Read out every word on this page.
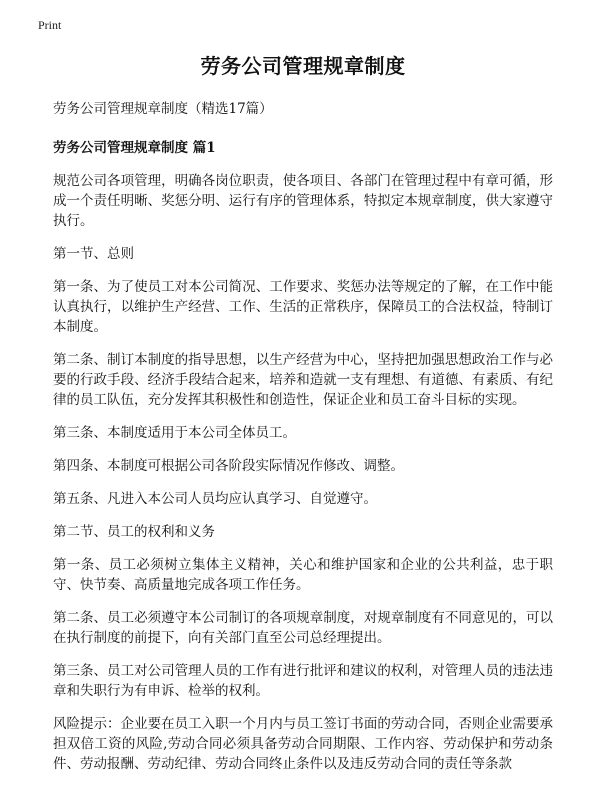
Print
劳务公司管理规章制度
劳务公司管理规章制度（精选17篇）
劳务公司管理规章制度 篇1

规范公司各项管理，明确各岗位职责，使各项目、各部门在管理过程中有章可循，形成一个责任明晰、奖惩分明、运行有序的管理体系，特拟定本规章制度，供大家遵守执行。

第一节、总则

第一条、为了使员工对本公司简况、工作要求、奖惩办法等规定的了解，在工作中能认真执行，以维护生产经营、工作、生活的正常秩序，保障员工的合法权益，特制订本制度。

第二条、制订本制度的指导思想，以生产经营为中心，坚持把加强思想政治工作与必要的行政手段、经济手段结合起来，培养和造就一支有理想、有道德、有素质、有纪律的员工队伍，充分发挥其积极性和创造性，保证企业和员工奋斗目标的实现。

第三条、本制度适用于本公司全体员工。

第四条、本制度可根据公司各阶段实际情况作修改、调整。

第五条、凡进入本公司人员均应认真学习、自觉遵守。

第二节、员工的权利和义务

第一条、员工必须树立集体主义精神，关心和维护国家和企业的公共利益，忠于职守、快节奏、高质量地完成各项工作任务。

第二条、员工必须遵守本公司制订的各项规章制度，对规章制度有不同意见的，可以在执行制度的前提下，向有关部门直至公司总经理提出。

第三条、员工对公司管理人员的工作有进行批评和建议的权利，对管理人员的违法违章和失职行为有申诉、检举的权利。

风险提示：企业要在员工入职一个月内与员工签订书面的劳动合同，否则企业需要承担双倍工资的风险,劳动合同必须具备劳动合同期限、工作内容、劳动保护和劳动条件、劳动报酬、劳动纪律、劳动合同终止条件以及违反劳动合同的责任等条款
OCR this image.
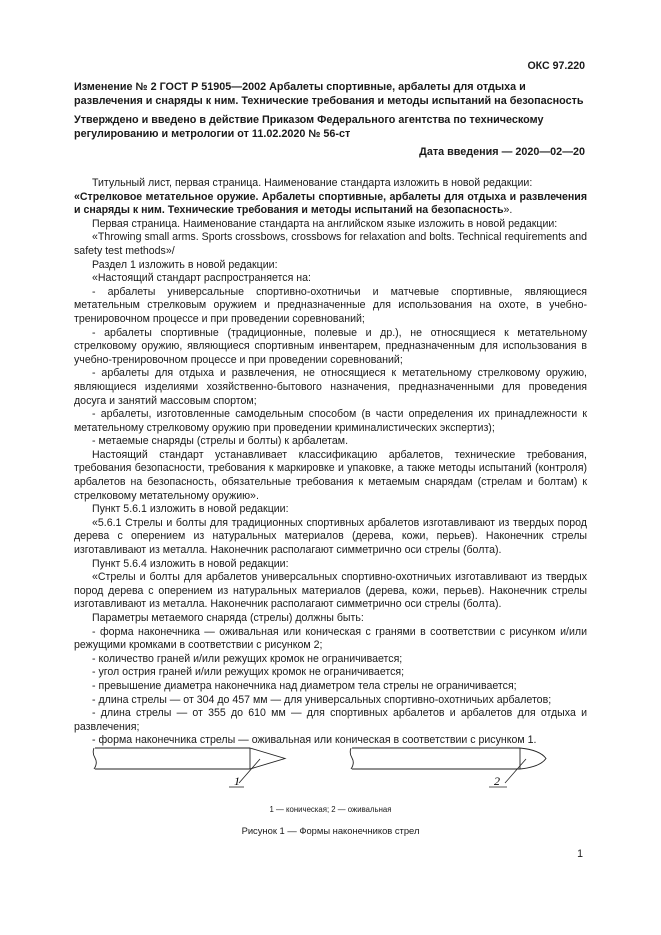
ОКС 97.220
Изменение № 2 ГОСТ Р 51905—2002 Арбалеты спортивные, арбалеты для отдыха и развлечения и снаряды к ним. Технические требования и методы испытаний на безопасность
Утверждено и введено в действие Приказом Федерального агентства по техническому регулированию и метрологии от 11.02.2020 № 56-ст
Дата введения — 2020—02—20

Титульный лист, первая страница. Наименование стандарта изложить в новой редакции:

«Стрелковое метательное оружие. Арбалеты спортивные, арбалеты для отдыха и развлечения и снаряды к ним. Технические требования и методы испытаний на безопасность».

Первая страница. Наименование стандарта на английском языке изложить в новой редакции:

«Throwing small arms. Sports crossbows, crossbows for relaxation and bolts. Technical requirements and safety test methods»/

Раздел 1 изложить в новой редакции:

«Настоящий стандарт распространяется на:

- арбалеты универсальные спортивно-охотничьи и матчевые спортивные, являющиеся метательным стрелковым оружием и предназначенные для использования на охоте, в учебно-тренировочном процессе и при проведении соревнований;

- арбалеты спортивные (традиционные, полевые и др.), не относящиеся к метательному стрелковому оружию, являющиеся спортивным инвентарем, предназначенным для использования в учебно-тренировочном процессе и при проведении соревнований;

- арбалеты для отдыха и развлечения, не относящиеся к метательному стрелковому оружию, являющиеся изделиями хозяйственно-бытового назначения, предназначенными для проведения досуга и занятий массовым спортом;

- арбалеты, изготовленные самодельным способом (в части определения их принадлежности к метательному стрелковому оружию при проведении криминалистических экспертиз);

- метаемые снаряды (стрелы и болты) к арбалетам.

Настоящий стандарт устанавливает классификацию арбалетов, технические требования, требования безопасности, требования к маркировке и упаковке, а также методы испытаний (контроля) арбалетов на безопасность, обязательные требования к метаемым снарядам (стрелам и болтам) к стрелковому метательному оружию».

Пункт 5.6.1 изложить в новой редакции:

«5.6.1 Стрелы и болты для традиционных спортивных арбалетов изготавливают из твердых пород дерева с оперением из натуральных материалов (дерева, кожи, перьев). Наконечник стрелы изготавливают из металла. Наконечник располагают симметрично оси стрелы (болта).

Пункт 5.6.4 изложить в новой редакции:

«Стрелы и болты для арбалетов универсальных спортивно-охотничьих изготавливают из твердых пород дерева с оперением из натуральных материалов (дерева, кожи, перьев). Наконечник стрелы изготавливают из металла. Наконечник располагают симметрично оси стрелы (болта).

Параметры метаемого снаряда (стрелы) должны быть:

- форма наконечника — оживальная или коническая с гранями в соответствии с рисунком и/или режущими кромками в соответствии с рисунком 2;

- количество граней и/или режущих кромок не ограничивается;

- угол острия граней и/или режущих кромок не ограничивается;

- превышение диаметра наконечника над диаметром тела стрелы не ограничивается;

- длина стрелы — от 304 до 457 мм — для универсальных спортивно-охотничьих арбалетов;

- длина стрелы — от 355 до 610 мм — для спортивных арбалетов и арбалетов для отдыха и развлечения;

- форма наконечника стрелы — оживальная или коническая в соответствии с рисунком 1.

1	2
1 — коническая; 2 — оживальная
Рисунок 1 — Формы наконечников стрел
1
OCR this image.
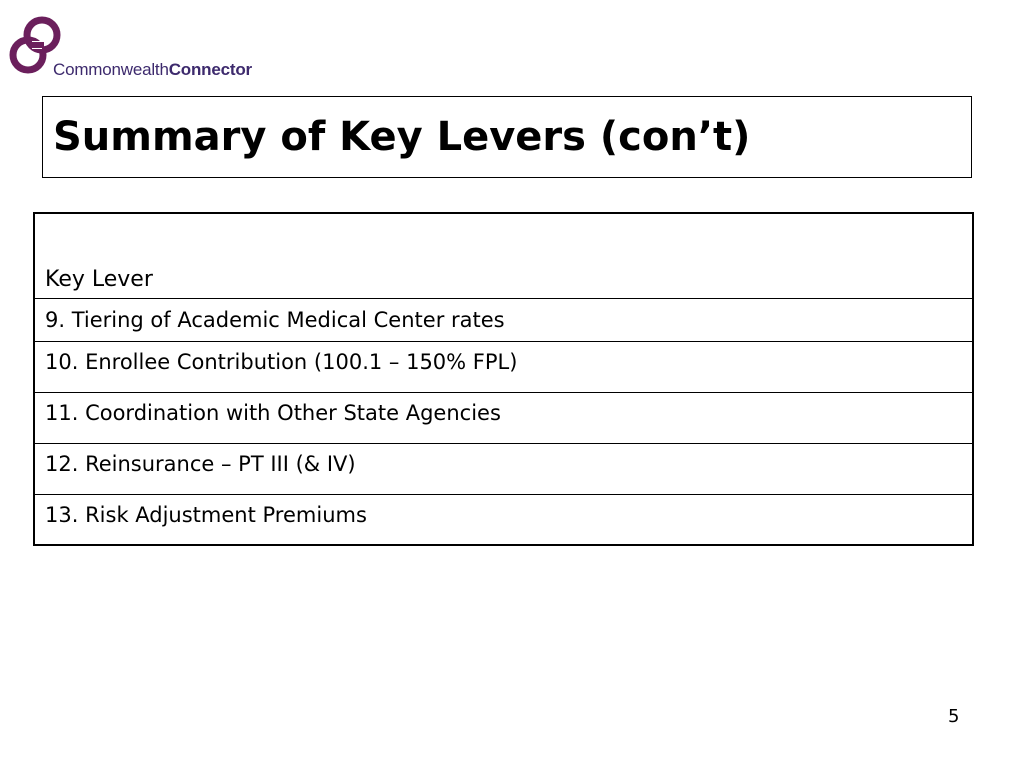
CommonwealthConnector
Summary of Key Levers (con’t)
Key Lever
9. Tiering of Academic Medical Center rates
10. Enrollee Contribution (100.1 – 150% FPL)
11. Coordination with Other State Agencies
12. Reinsurance – PT III (& IV)
13. Risk Adjustment Premiums
5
□ □ □ □ □
▶ _Exercise description_: Exclude the pictures. Write out the remaining data exactly.

▶ _Full answer_:
Read out every word on this page.
Print
劳务公司管理规章制度
劳务公司管理规章制度（精选17篇）
劳务公司管理规章制度 篇1

规范公司各项管理，明确各岗位职责，使各项目、各部门在管理过程中有章可循，形成一个责任明晰、奖惩分明、运行有序的管理体系，特拟定本规章制度，供大家遵守执行。

第一节、总则

第一条、为了使员工对本公司简况、工作要求、奖惩办法等规定的了解，在工作中能认真执行，以维护生产经营、工作、生活的正常秩序，保障员工的合法权益，特制订本制度。

第二条、制订本制度的指导思想，以生产经营为中心，坚持把加强思想政治工作与必要的行政手段、经济手段结合起来，培养和造就一支有理想、有道德、有素质、有纪律的员工队伍，充分发挥其积极性和创造性，保证企业和员工奋斗目标的实现。

第三条、本制度适用于本公司全体员工。

第四条、本制度可根据公司各阶段实际情况作修改、调整。

第五条、凡进入本公司人员均应认真学习、自觉遵守。

第二节、员工的权利和义务

第一条、员工必须树立集体主义精神，关心和维护国家和企业的公共利益，忠于职守、快节奏、高质量地完成各项工作任务。

第二条、员工必须遵守本公司制订的各项规章制度，对规章制度有不同意见的，可以在执行制度的前提下，向有关部门直至公司总经理提出。

第三条、员工对公司管理人员的工作有进行批评和建议的权利，对管理人员的违法违章和失职行为有申诉、检举的权利。

风险提示：企业要在员工入职一个月内与员工签订书面的劳动合同，否则企业需要承担双倍工资的风险,劳动合同必须具备劳动合同期限、工作内容、劳动保护和劳动条件、劳动报酬、劳动纪律、劳动合同终止条件以及违反劳动合同的责任等条款
OCR this image.
ОКС 97.220
Изменение № 2 ГОСТ Р 51905—2002 Арбалеты спортивные, арбалеты для отдыха и развлечения и снаряды к ним. Технические требования и методы испытаний на безопасность
Утверждено и введено в действие Приказом Федерального агентства по техническому регулированию и метрологии от 11.02.2020 № 56-ст
Дата введения — 2020—02—20

Титульный лист, первая страница. Наименование стандарта изложить в новой редакции:

«Стрелковое метательное оружие. Арбалеты спортивные, арбалеты для отдыха и развлечения и снаряды к ним. Технические требования и методы испытаний на безопасность».

Первая страница. Наименование стандарта на английском языке изложить в новой редакции:

«Throwing small arms. Sports crossbows, crossbows for relaxation and bolts. Technical requirements and safety test methods»/

Раздел 1 изложить в новой редакции:

«Настоящий стандарт распространяется на:

- арбалеты универсальные спортивно-охотничьи и матчевые спортивные, являющиеся метательным стрелковым оружием и предназначенные для использования на охоте, в учебно-тренировочном процессе и при проведении соревнований;

- арбалеты спортивные (традиционные, полевые и др.), не относящиеся к метательному стрелковому оружию, являющиеся спортивным инвентарем, предназначенным для использования в учебно-тренировочном процессе и при проведении соревнований;

- арбалеты для отдыха и развлечения, не относящиеся к метательному стрелковому оружию, являющиеся изделиями хозяйственно-бытового назначения, предназначенными для проведения досуга и занятий массовым спортом;

- арбалеты, изготовленные самодельным способом (в части определения их принадлежности к метательному стрелковому оружию при проведении криминалистических экспертиз);

- метаемые снаряды (стрелы и болты) к арбалетам.

Настоящий стандарт устанавливает классификацию арбалетов, технические требования, требования безопасности, требования к маркировке и упаковке, а также методы испытаний (контроля) арбалетов на безопасность, обязательные требования к метаемым снарядам (стрелам и болтам) к стрелковому метательному оружию».

Пункт 5.6.1 изложить в новой редакции:

«5.6.1 Стрелы и болты для традиционных спортивных арбалетов изготавливают из твердых пород дерева с оперением из натуральных материалов (дерева, кожи, перьев). Наконечник стрелы изготавливают из металла. Наконечник располагают симметрично оси стрелы (болта).

Пункт 5.6.4 изложить в новой редакции:

«Стрелы и болты для арбалетов универсальных спортивно-охотничьих изготавливают из твердых пород дерева с оперением из натуральных материалов (дерева, кожи, перьев). Наконечник стрелы изготавливают из металла. Наконечник располагают симметрично оси стрелы (болта).

Параметры метаемого снаряда (стрелы) должны быть:

- форма наконечника — оживальная или коническая с гранями в соответствии с рисунком и/или режущими кромками в соответствии с рисунком 2;

- количество граней и/или режущих кромок не ограничивается;

- угол острия граней и/или режущих кромок не ограничивается;

- превышение диаметра наконечника над диаметром тела стрелы не ограничивается;

- длина стрелы — от 304 до 457 мм — для универсальных спортивно-охотничьих арбалетов;

- длина стрелы — от 355 до 610 мм — для спортивных арбалетов и арбалетов для отдыха и развлечения;

- форма наконечника стрелы — оживальная или коническая в соответствии с рисунком 1.

1	2
1 — коническая; 2 — оживальная
Рисунок 1 — Формы наконечников стрел
1
OCR this image.
CommonwealthConnector
Summary of Key Levers (con’t)
Key Lever
9. Tiering of Academic Medical Center rates
10. Enrollee Contribution (100.1 – 150% FPL)
11. Coordination with Other State Agencies
12. Reinsurance – PT III (& IV)
13. Risk Adjustment Premiums
5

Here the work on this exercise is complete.